> [REQUEST] Return the number of lines that contain the word "this", and return nothing else.

> [RECORDS PROVIDED]

::::::::::

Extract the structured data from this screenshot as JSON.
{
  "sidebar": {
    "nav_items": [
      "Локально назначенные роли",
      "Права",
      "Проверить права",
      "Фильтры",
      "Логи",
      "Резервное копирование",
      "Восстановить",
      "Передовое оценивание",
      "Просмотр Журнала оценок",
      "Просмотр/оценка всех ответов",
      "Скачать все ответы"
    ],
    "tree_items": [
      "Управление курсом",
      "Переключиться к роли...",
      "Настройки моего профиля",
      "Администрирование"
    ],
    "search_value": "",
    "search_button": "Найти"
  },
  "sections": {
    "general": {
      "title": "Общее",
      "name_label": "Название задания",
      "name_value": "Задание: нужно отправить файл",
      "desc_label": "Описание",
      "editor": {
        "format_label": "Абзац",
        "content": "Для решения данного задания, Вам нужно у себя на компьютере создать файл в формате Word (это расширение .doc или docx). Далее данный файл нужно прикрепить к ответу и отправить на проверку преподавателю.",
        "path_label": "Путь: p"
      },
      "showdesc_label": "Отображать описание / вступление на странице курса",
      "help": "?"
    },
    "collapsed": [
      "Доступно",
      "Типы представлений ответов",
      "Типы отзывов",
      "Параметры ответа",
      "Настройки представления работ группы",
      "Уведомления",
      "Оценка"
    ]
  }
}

::::::::::

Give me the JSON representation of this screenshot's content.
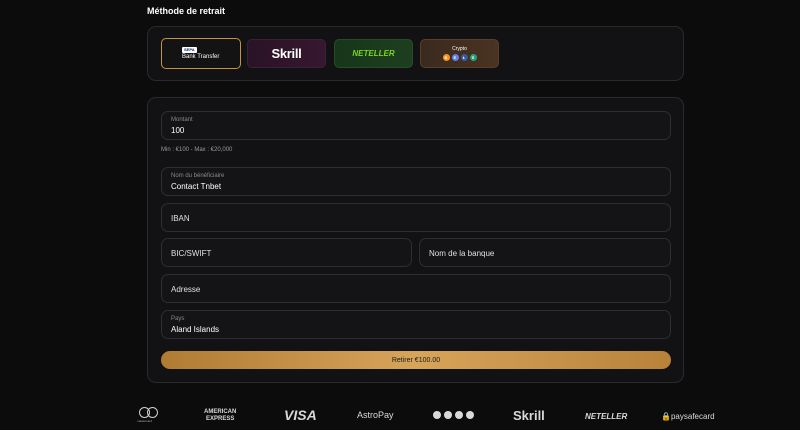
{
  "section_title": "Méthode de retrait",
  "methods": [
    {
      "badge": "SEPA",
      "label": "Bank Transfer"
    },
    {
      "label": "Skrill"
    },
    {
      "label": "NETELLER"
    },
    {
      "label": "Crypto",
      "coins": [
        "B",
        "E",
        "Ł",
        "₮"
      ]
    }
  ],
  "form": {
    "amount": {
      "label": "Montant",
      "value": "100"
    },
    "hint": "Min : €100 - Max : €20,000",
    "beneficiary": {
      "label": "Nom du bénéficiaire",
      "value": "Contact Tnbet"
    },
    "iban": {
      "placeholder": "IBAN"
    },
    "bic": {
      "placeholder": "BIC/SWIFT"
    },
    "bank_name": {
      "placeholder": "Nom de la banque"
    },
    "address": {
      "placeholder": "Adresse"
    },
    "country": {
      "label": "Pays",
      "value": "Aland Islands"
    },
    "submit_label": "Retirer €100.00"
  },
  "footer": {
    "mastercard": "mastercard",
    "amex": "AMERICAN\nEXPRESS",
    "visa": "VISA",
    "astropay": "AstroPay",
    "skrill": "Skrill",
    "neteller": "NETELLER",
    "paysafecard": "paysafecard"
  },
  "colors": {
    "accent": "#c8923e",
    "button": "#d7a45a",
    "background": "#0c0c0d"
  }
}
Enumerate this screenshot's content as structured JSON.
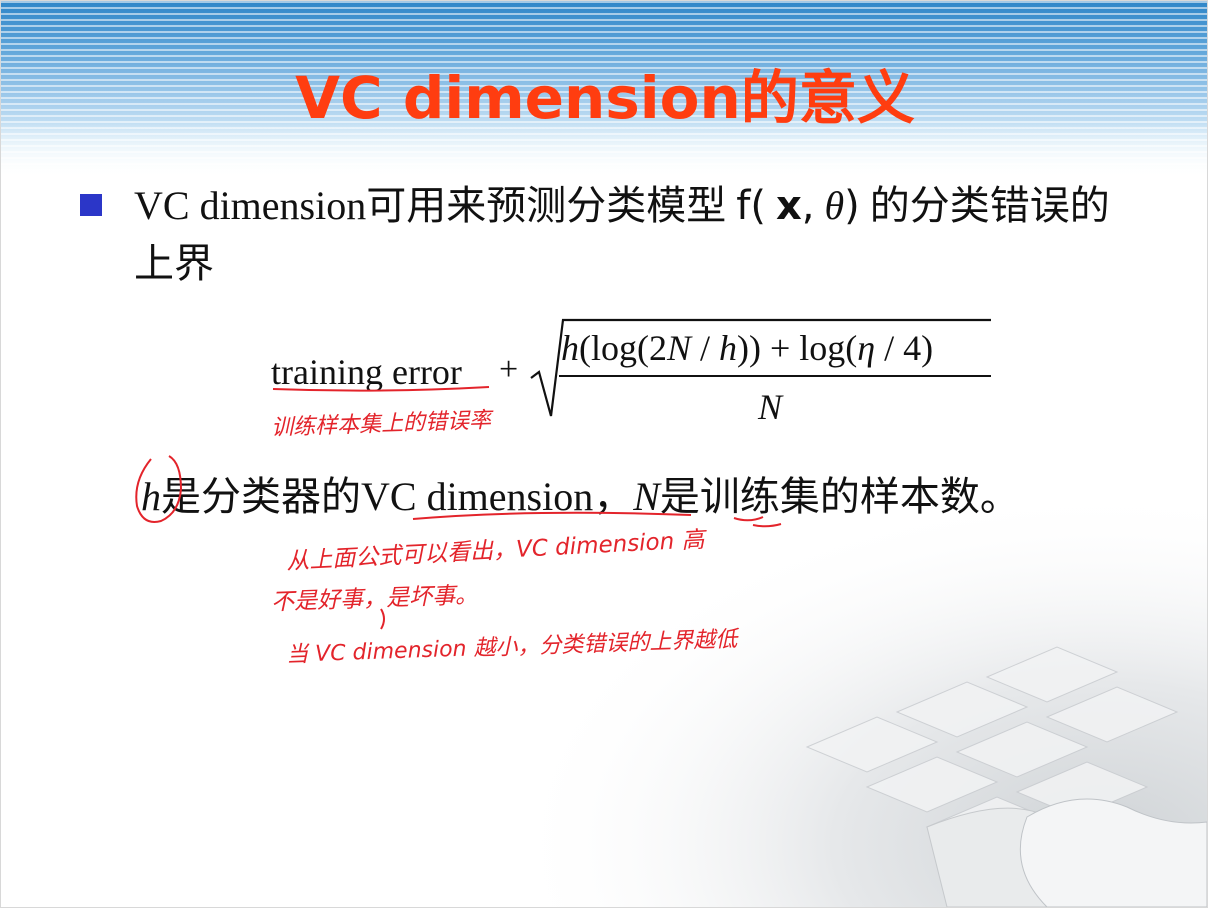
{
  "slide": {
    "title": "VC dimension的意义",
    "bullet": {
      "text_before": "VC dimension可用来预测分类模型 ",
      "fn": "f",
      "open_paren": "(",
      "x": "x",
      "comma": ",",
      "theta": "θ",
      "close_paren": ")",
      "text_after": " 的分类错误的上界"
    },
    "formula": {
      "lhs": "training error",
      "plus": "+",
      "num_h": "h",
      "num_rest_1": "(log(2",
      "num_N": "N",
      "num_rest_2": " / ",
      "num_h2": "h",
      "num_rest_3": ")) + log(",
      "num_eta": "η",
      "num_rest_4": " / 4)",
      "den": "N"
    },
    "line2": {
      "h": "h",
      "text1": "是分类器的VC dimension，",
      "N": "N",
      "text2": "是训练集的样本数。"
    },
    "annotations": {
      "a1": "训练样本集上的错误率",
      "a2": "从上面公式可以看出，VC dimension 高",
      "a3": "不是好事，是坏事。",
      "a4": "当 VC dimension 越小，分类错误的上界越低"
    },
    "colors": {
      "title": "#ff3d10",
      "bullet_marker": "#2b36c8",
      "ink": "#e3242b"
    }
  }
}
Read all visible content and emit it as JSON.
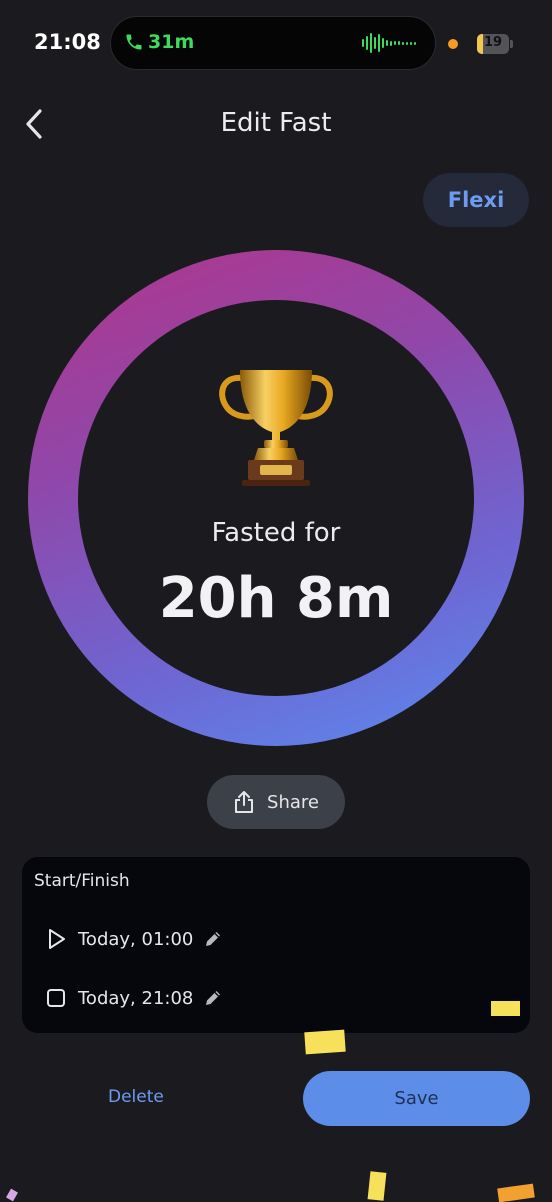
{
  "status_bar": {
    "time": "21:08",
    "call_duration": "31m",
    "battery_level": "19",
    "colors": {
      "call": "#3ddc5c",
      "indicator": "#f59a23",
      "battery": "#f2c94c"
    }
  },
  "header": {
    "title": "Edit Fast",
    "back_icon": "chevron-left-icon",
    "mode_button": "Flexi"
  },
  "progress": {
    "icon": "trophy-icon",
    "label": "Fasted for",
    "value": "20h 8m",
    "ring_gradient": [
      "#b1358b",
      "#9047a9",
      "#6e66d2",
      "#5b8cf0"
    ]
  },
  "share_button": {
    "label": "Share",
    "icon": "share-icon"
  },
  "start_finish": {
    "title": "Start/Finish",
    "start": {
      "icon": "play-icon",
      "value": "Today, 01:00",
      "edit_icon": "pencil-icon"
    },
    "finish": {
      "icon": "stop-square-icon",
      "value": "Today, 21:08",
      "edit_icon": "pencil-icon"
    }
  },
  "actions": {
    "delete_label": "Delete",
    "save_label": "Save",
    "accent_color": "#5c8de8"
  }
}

::::::::::

> [WRITTEN ANSWER] 3